**Job:** Each line containing the word "icon" must be collected.

************

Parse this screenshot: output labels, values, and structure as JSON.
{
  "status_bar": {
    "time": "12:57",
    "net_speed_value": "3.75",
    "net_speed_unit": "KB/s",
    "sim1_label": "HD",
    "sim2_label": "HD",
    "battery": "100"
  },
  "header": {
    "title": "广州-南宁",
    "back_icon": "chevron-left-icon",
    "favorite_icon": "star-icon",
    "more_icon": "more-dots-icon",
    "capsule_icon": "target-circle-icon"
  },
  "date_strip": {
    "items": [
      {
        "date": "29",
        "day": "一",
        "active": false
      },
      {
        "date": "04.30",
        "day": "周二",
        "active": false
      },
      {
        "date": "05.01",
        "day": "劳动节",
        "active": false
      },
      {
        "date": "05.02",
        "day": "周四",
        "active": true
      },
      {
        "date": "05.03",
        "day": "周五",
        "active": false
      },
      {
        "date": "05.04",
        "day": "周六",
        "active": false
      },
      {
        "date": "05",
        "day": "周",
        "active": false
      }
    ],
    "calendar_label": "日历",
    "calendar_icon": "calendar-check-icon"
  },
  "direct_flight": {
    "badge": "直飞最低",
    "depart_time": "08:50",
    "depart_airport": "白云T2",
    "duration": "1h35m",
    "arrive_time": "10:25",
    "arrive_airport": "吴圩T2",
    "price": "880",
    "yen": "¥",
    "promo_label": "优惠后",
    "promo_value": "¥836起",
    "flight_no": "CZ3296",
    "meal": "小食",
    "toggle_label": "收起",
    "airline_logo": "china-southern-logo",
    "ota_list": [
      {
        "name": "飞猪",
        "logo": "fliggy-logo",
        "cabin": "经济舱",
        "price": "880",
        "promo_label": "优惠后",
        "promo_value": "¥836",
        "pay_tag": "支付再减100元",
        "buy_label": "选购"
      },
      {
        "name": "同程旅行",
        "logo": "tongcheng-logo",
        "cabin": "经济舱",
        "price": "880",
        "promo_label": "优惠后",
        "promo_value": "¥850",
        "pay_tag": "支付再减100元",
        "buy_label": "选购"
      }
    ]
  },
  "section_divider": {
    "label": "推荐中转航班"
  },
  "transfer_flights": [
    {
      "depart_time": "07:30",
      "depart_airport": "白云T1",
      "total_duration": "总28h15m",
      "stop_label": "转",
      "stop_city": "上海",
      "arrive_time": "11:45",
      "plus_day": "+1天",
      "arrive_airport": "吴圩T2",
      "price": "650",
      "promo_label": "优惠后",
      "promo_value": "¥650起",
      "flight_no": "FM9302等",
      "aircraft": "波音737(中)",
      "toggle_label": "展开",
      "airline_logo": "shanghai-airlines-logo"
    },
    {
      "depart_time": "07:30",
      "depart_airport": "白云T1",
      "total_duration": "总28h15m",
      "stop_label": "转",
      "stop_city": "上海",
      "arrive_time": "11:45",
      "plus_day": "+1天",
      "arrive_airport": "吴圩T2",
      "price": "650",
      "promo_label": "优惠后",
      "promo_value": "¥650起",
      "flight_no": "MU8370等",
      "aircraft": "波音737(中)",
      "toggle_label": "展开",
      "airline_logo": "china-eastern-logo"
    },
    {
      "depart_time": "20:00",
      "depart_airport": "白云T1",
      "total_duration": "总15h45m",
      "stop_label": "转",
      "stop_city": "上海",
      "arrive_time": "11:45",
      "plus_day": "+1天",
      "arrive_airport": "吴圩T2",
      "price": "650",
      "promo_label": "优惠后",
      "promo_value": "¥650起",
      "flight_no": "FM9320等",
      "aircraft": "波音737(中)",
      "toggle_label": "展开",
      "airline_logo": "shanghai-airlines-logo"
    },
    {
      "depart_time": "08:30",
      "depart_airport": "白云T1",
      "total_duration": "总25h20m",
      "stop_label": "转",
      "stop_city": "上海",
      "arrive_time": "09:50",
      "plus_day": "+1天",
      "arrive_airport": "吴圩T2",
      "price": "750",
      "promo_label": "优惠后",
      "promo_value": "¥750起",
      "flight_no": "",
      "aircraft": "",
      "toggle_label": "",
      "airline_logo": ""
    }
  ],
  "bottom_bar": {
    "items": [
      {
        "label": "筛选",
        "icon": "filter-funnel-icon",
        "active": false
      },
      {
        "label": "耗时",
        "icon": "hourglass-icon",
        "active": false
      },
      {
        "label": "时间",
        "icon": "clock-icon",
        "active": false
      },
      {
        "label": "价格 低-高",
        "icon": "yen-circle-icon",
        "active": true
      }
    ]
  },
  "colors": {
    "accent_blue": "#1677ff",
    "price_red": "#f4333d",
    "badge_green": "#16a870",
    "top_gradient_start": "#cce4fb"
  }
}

************

**Expected answer:**
    "back_icon": "chevron-left-icon",
    "favorite_icon": "star-icon",
    "more_icon": "more-dots-icon",
    "capsule_icon": "target-circle-icon"
    "calendar_icon": "calendar-check-icon"
        "icon": "filter-funnel-icon",
        "icon": "hourglass-icon",
        "icon": "clock-icon",
        "icon": "yen-circle-icon",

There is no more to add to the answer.